**Written problem**
Can you write out the whole listing exactly?

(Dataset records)
↓
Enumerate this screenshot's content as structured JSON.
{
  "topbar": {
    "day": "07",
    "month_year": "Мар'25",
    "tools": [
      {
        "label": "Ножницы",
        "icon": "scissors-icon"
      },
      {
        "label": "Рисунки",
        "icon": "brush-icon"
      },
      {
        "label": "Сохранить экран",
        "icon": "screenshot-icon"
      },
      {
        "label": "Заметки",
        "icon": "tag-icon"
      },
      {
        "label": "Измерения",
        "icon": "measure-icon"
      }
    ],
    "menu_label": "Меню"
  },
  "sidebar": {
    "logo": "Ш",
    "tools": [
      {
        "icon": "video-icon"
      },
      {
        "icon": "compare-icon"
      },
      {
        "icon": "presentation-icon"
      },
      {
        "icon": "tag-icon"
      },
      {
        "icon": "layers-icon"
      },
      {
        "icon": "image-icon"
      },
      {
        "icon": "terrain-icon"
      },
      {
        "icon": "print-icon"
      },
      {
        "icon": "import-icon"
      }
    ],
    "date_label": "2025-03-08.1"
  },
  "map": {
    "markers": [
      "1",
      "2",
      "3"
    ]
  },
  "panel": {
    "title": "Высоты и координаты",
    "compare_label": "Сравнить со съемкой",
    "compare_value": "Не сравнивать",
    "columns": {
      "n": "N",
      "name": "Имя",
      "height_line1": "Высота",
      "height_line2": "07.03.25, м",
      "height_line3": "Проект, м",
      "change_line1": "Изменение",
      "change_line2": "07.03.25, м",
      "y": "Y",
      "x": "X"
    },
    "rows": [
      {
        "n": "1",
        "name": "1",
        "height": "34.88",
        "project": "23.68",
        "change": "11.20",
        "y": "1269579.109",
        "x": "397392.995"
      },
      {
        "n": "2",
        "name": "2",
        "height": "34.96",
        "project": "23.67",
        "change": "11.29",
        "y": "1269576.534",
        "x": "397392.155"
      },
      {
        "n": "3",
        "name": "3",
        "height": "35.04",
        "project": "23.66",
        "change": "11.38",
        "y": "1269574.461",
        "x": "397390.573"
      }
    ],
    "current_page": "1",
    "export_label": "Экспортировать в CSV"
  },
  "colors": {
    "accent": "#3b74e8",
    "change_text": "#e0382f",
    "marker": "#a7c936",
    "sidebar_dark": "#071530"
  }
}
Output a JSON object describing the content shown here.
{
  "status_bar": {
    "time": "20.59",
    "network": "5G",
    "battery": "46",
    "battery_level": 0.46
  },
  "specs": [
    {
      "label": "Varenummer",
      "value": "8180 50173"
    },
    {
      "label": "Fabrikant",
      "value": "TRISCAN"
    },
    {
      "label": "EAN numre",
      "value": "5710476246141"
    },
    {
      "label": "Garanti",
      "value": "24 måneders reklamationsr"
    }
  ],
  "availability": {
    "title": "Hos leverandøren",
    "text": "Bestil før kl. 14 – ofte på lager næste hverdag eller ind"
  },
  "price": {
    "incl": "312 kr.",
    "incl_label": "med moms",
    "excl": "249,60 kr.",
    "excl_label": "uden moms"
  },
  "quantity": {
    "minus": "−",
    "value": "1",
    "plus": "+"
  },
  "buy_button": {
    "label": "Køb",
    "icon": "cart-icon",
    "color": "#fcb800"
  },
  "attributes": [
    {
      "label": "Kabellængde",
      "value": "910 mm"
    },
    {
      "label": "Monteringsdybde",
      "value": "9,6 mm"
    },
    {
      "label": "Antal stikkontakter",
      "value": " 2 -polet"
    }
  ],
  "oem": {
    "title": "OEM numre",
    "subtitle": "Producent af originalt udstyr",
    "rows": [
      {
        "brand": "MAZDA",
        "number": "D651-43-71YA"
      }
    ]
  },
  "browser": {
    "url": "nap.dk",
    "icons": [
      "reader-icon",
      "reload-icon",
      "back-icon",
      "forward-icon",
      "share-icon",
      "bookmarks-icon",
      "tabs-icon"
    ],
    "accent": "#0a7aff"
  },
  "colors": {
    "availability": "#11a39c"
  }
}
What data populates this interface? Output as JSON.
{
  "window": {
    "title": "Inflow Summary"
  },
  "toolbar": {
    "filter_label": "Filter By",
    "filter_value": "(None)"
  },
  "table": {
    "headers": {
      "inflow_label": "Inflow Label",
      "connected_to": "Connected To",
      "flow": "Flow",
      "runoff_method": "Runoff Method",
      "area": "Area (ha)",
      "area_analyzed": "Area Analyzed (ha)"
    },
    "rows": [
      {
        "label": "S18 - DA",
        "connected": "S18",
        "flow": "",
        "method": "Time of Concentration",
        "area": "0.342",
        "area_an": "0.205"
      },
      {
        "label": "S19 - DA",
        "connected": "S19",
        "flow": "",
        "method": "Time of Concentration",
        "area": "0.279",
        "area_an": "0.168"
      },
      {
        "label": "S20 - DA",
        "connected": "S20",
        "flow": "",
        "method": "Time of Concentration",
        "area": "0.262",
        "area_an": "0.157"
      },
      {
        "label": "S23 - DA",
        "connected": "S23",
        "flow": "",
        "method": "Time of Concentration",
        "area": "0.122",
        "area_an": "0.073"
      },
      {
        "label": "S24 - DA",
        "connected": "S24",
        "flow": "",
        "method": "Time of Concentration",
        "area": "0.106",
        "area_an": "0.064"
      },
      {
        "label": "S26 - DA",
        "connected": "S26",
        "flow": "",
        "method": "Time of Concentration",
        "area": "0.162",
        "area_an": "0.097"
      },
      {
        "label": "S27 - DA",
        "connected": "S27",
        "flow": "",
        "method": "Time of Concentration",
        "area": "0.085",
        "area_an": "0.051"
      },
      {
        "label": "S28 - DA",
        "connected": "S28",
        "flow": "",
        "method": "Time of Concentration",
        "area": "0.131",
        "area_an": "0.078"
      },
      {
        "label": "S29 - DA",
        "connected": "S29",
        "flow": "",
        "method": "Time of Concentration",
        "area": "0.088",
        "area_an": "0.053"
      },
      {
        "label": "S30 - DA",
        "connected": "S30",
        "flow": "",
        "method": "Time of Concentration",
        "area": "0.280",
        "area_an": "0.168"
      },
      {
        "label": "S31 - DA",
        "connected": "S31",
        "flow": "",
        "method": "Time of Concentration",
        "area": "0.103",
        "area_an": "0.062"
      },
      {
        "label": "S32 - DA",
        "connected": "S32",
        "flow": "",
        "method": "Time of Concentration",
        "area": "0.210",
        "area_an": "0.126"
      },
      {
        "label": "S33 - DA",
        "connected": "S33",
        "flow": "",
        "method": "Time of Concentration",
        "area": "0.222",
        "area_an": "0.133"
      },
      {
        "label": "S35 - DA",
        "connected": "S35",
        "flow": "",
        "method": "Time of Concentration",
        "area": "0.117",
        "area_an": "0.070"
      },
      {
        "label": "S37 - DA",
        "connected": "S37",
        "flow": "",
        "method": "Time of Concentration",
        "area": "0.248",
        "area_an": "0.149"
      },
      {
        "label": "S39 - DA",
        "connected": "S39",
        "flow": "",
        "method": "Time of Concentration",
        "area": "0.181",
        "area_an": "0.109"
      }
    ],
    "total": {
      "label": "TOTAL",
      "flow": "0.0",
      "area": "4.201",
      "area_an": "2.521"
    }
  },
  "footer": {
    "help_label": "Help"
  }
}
↑
**Problem solution**
Enumerate this screenshot's content as structured JSON.
{
  "topbar": {
    "day": "07",
    "month_year": "Мар'25",
    "tools": [
      {
        "label": "Ножницы",
        "icon": "scissors-icon"
      },
      {
        "label": "Рисунки",
        "icon": "brush-icon"
      },
      {
        "label": "Сохранить экран",
        "icon": "screenshot-icon"
      },
      {
        "label": "Заметки",
        "icon": "tag-icon"
      },
      {
        "label": "Измерения",
        "icon": "measure-icon"
      }
    ],
    "menu_label": "Меню"
  },
  "sidebar": {
    "logo": "Ш",
    "tools": [
      {
        "icon": "video-icon"
      },
      {
        "icon": "compare-icon"
      },
      {
        "icon": "presentation-icon"
      },
      {
        "icon": "tag-icon"
      },
      {
        "icon": "layers-icon"
      },
      {
        "icon": "image-icon"
      },
      {
        "icon": "terrain-icon"
      },
      {
        "icon": "print-icon"
      },
      {
        "icon": "import-icon"
      }
    ],
    "date_label": "2025-03-08.1"
  },
  "map": {
    "markers": [
      "1",
      "2",
      "3"
    ]
  },
  "panel": {
    "title": "Высоты и координаты",
    "compare_label": "Сравнить со съемкой",
    "compare_value": "Не сравнивать",
    "columns": {
      "n": "N",
      "name": "Имя",
      "height_line1": "Высота",
      "height_line2": "07.03.25, м",
      "height_line3": "Проект, м",
      "change_line1": "Изменение",
      "change_line2": "07.03.25, м",
      "y": "Y",
      "x": "X"
    },
    "rows": [
      {
        "n": "1",
        "name": "1",
        "height": "34.88",
        "project": "23.68",
        "change": "11.20",
        "y": "1269579.109",
        "x": "397392.995"
      },
      {
        "n": "2",
        "name": "2",
        "height": "34.96",
        "project": "23.67",
        "change": "11.29",
        "y": "1269576.534",
        "x": "397392.155"
      },
      {
        "n": "3",
        "name": "3",
        "height": "35.04",
        "project": "23.66",
        "change": "11.38",
        "y": "1269574.461",
        "x": "397390.573"
      }
    ],
    "current_page": "1",
    "export_label": "Экспортировать в CSV"
  },
  "colors": {
    "accent": "#3b74e8",
    "change_text": "#e0382f",
    "marker": "#a7c936",
    "sidebar_dark": "#071530"
  }
}
Output a JSON object describing the content shown here.
{
  "status_bar": {
    "time": "20.59",
    "network": "5G",
    "battery": "46",
    "battery_level": 0.46
  },
  "specs": [
    {
      "label": "Varenummer",
      "value": "8180 50173"
    },
    {
      "label": "Fabrikant",
      "value": "TRISCAN"
    },
    {
      "label": "EAN numre",
      "value": "5710476246141"
    },
    {
      "label": "Garanti",
      "value": "24 måneders reklamationsr"
    }
  ],
  "availability": {
    "title": "Hos leverandøren",
    "text": "Bestil før kl. 14 – ofte på lager næste hverdag eller ind"
  },
  "price": {
    "incl": "312 kr.",
    "incl_label": "med moms",
    "excl": "249,60 kr.",
    "excl_label": "uden moms"
  },
  "quantity": {
    "minus": "−",
    "value": "1",
    "plus": "+"
  },
  "buy_button": {
    "label": "Køb",
    "icon": "cart-icon",
    "color": "#fcb800"
  },
  "attributes": [
    {
      "label": "Kabellængde",
      "value": "910 mm"
    },
    {
      "label": "Monteringsdybde",
      "value": "9,6 mm"
    },
    {
      "label": "Antal stikkontakter",
      "value": " 2 -polet"
    }
  ],
  "oem": {
    "title": "OEM numre",
    "subtitle": "Producent af originalt udstyr",
    "rows": [
      {
        "brand": "MAZDA",
        "number": "D651-43-71YA"
      }
    ]
  },
  "browser": {
    "url": "nap.dk",
    "icons": [
      "reader-icon",
      "reload-icon",
      "back-icon",
      "forward-icon",
      "share-icon",
      "bookmarks-icon",
      "tabs-icon"
    ],
    "accent": "#0a7aff"
  },
  "colors": {
    "availability": "#11a39c"
  }
}
What data populates this interface? Output as JSON.
{
  "window": {
    "title": "Inflow Summary"
  },
  "toolbar": {
    "filter_label": "Filter By",
    "filter_value": "(None)"
  },
  "table": {
    "headers": {
      "inflow_label": "Inflow Label",
      "connected_to": "Connected To",
      "flow": "Flow",
      "runoff_method": "Runoff Method",
      "area": "Area (ha)",
      "area_analyzed": "Area Analyzed (ha)"
    },
    "rows": [
      {
        "label": "S18 - DA",
        "connected": "S18",
        "flow": "",
        "method": "Time of Concentration",
        "area": "0.342",
        "area_an": "0.205"
      },
      {
        "label": "S19 - DA",
        "connected": "S19",
        "flow": "",
        "method": "Time of Concentration",
        "area": "0.279",
        "area_an": "0.168"
      },
      {
        "label": "S20 - DA",
        "connected": "S20",
        "flow": "",
        "method": "Time of Concentration",
        "area": "0.262",
        "area_an": "0.157"
      },
      {
        "label": "S23 - DA",
        "connected": "S23",
        "flow": "",
        "method": "Time of Concentration",
        "area": "0.122",
        "area_an": "0.073"
      },
      {
        "label": "S24 - DA",
        "connected": "S24",
        "flow": "",
        "method": "Time of Concentration",
        "area": "0.106",
        "area_an": "0.064"
      },
      {
        "label": "S26 - DA",
        "connected": "S26",
        "flow": "",
        "method": "Time of Concentration",
        "area": "0.162",
        "area_an": "0.097"
      },
      {
        "label": "S27 - DA",
        "connected": "S27",
        "flow": "",
        "method": "Time of Concentration",
        "area": "0.085",
        "area_an": "0.051"
      },
      {
        "label": "S28 - DA",
        "connected": "S28",
        "flow": "",
        "method": "Time of Concentration",
        "area": "0.131",
        "area_an": "0.078"
      },
      {
        "label": "S29 - DA",
        "connected": "S29",
        "flow": "",
        "method": "Time of Concentration",
        "area": "0.088",
        "area_an": "0.053"
      },
      {
        "label": "S30 - DA",
        "connected": "S30",
        "flow": "",
        "method": "Time of Concentration",
        "area": "0.280",
        "area_an": "0.168"
      },
      {
        "label": "S31 - DA",
        "connected": "S31",
        "flow": "",
        "method": "Time of Concentration",
        "area": "0.103",
        "area_an": "0.062"
      },
      {
        "label": "S32 - DA",
        "connected": "S32",
        "flow": "",
        "method": "Time of Concentration",
        "area": "0.210",
        "area_an": "0.126"
      },
      {
        "label": "S33 - DA",
        "connected": "S33",
        "flow": "",
        "method": "Time of Concentration",
        "area": "0.222",
        "area_an": "0.133"
      },
      {
        "label": "S35 - DA",
        "connected": "S35",
        "flow": "",
        "method": "Time of Concentration",
        "area": "0.117",
        "area_an": "0.070"
      },
      {
        "label": "S37 - DA",
        "connected": "S37",
        "flow": "",
        "method": "Time of Concentration",
        "area": "0.248",
        "area_an": "0.149"
      },
      {
        "label": "S39 - DA",
        "connected": "S39",
        "flow": "",
        "method": "Time of Concentration",
        "area": "0.181",
        "area_an": "0.109"
      }
    ],
    "total": {
      "label": "TOTAL",
      "flow": "0.0",
      "area": "4.201",
      "area_an": "2.521"
    }
  },
  "footer": {
    "help_label": "Help"
  }
}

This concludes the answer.